>> Start Provided information

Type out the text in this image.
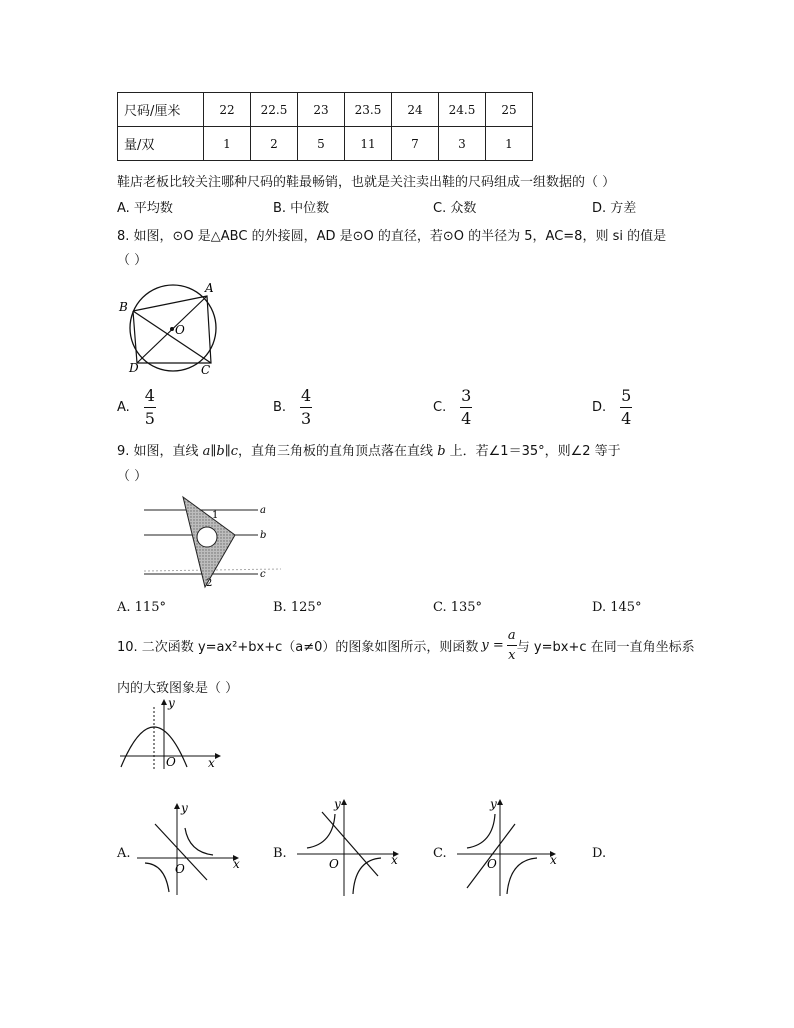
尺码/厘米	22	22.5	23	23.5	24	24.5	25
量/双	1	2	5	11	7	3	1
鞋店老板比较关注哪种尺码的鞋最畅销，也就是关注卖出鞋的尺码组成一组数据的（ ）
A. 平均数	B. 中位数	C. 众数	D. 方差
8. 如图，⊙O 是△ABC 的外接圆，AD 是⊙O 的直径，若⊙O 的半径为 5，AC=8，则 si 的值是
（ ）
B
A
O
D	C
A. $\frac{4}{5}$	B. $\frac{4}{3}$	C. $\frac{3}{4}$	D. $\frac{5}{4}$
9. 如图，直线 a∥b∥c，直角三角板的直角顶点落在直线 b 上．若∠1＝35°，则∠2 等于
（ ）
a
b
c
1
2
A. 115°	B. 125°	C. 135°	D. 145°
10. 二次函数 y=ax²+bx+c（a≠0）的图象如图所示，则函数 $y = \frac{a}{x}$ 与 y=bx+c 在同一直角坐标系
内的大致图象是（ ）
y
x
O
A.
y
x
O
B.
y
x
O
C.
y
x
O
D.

>> End Provided information
>> Start Provided information

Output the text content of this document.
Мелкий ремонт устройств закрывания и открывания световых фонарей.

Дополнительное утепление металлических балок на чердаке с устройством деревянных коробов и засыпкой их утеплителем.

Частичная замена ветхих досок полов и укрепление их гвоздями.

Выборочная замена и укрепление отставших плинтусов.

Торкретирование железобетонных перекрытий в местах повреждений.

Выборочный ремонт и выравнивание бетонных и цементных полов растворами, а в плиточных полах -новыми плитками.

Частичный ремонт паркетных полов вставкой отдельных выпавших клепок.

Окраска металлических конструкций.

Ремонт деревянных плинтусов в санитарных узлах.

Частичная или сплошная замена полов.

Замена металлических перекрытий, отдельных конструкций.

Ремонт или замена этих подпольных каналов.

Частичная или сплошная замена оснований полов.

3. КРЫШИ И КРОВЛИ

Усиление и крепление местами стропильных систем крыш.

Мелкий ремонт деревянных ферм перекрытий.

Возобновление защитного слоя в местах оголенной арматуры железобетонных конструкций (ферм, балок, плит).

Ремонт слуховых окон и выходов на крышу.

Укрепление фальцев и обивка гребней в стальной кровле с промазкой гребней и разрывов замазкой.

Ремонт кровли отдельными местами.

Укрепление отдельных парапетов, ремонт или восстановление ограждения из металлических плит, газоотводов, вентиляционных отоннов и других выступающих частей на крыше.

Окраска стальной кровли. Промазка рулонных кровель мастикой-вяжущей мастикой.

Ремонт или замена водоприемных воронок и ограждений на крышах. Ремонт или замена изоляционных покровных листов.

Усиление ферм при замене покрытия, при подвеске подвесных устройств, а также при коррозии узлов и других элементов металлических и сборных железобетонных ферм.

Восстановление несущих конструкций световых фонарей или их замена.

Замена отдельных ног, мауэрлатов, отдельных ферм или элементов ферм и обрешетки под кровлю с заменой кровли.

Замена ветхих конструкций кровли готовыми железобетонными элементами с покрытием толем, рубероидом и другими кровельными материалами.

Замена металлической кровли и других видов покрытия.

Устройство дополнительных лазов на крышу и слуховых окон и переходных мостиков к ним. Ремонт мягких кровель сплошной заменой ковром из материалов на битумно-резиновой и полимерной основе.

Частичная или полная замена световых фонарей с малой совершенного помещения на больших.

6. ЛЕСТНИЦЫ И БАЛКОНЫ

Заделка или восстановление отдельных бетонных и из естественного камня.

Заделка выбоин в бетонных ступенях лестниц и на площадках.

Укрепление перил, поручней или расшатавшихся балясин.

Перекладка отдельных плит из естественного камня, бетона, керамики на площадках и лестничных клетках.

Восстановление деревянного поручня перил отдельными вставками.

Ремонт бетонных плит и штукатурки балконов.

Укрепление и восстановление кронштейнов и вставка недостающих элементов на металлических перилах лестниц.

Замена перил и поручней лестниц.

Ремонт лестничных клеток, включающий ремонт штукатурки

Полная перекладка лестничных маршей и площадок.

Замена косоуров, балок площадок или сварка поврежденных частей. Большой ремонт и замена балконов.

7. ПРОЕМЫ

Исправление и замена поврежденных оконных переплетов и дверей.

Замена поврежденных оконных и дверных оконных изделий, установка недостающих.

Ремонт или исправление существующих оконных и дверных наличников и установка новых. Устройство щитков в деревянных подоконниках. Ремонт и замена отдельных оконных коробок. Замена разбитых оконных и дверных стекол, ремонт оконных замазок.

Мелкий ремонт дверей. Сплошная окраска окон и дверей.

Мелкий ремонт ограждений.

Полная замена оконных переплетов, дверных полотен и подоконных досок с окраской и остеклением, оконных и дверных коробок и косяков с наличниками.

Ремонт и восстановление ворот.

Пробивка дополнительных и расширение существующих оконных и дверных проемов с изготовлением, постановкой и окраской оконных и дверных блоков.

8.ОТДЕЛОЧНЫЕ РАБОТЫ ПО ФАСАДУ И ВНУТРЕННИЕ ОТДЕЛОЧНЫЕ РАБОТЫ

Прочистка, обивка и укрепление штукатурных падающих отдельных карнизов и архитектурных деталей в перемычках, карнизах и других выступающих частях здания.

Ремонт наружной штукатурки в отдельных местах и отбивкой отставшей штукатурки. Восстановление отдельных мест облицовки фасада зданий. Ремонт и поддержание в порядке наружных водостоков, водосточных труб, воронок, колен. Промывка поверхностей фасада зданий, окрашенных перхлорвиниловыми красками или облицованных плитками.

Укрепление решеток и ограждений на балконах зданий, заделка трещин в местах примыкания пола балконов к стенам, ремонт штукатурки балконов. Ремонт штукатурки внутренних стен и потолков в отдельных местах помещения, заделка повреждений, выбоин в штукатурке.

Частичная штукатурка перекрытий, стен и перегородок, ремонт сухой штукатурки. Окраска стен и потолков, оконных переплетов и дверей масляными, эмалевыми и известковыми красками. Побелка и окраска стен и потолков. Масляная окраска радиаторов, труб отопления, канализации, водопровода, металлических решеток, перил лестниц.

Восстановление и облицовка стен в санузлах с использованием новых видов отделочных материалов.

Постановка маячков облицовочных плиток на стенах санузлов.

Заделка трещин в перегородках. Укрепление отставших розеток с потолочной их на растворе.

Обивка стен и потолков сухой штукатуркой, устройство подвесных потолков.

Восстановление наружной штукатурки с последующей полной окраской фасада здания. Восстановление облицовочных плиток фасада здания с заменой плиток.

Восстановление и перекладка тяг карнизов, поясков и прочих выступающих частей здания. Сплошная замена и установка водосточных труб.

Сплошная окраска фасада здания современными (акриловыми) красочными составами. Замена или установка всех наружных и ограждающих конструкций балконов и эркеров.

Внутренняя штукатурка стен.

>> End Provided information
>> Start Provided information

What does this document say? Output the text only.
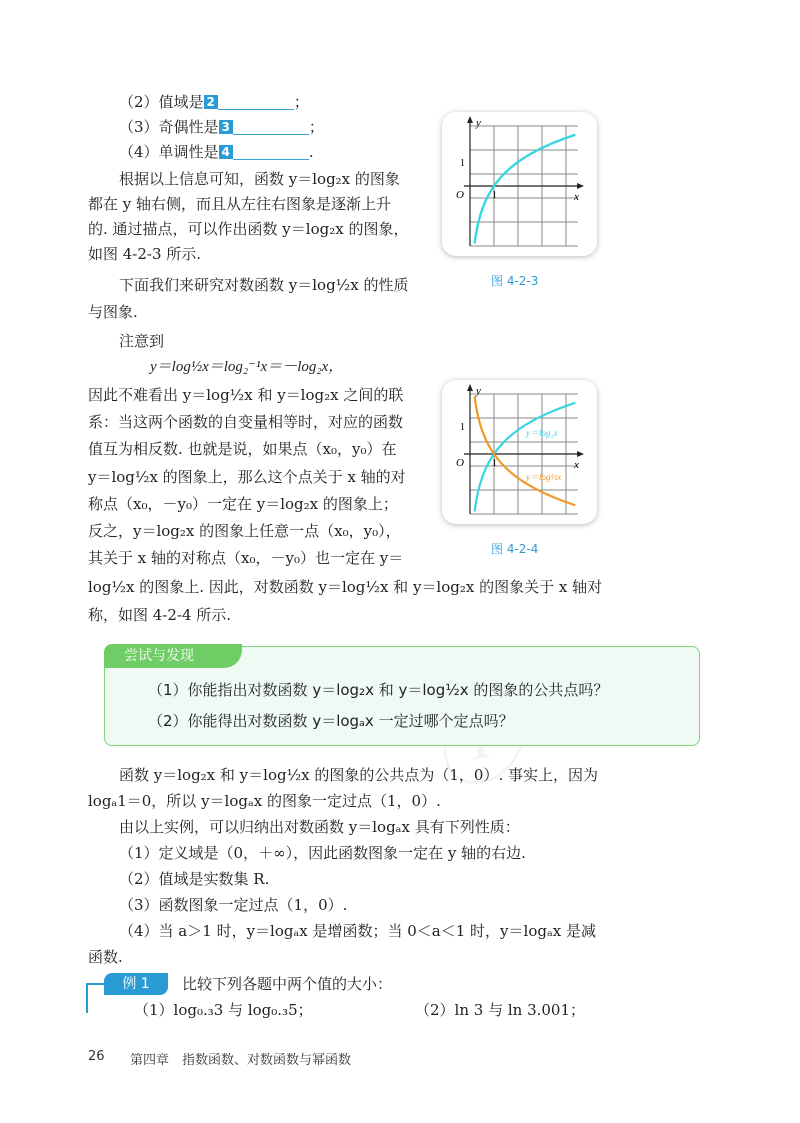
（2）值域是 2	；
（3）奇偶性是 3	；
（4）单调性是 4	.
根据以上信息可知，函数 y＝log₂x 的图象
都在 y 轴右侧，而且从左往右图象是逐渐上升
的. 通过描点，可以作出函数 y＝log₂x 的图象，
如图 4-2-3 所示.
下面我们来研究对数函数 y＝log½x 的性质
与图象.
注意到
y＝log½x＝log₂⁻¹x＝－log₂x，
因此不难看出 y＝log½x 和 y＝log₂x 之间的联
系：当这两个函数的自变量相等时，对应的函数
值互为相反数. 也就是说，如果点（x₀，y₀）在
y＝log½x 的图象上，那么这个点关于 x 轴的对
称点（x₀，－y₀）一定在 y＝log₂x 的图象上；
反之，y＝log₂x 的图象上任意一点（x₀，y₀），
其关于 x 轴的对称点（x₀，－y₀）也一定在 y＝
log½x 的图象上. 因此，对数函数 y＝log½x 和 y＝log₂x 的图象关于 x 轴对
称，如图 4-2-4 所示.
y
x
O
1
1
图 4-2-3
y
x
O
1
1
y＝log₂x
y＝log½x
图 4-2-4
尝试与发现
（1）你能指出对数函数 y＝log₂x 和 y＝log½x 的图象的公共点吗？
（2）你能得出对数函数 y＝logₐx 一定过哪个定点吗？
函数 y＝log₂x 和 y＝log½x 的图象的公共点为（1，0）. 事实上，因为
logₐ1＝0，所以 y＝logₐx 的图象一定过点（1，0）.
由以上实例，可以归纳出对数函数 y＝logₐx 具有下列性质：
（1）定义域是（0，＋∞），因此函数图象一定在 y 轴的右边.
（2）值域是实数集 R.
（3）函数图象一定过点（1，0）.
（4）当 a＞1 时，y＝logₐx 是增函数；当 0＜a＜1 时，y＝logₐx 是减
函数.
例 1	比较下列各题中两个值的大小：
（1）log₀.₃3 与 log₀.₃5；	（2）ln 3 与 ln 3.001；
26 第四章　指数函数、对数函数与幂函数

>> End Provided information

** Request **
Work out how many lines of the listing above include the word "отставших". Reply with nothing but the count.

** Task answer **
2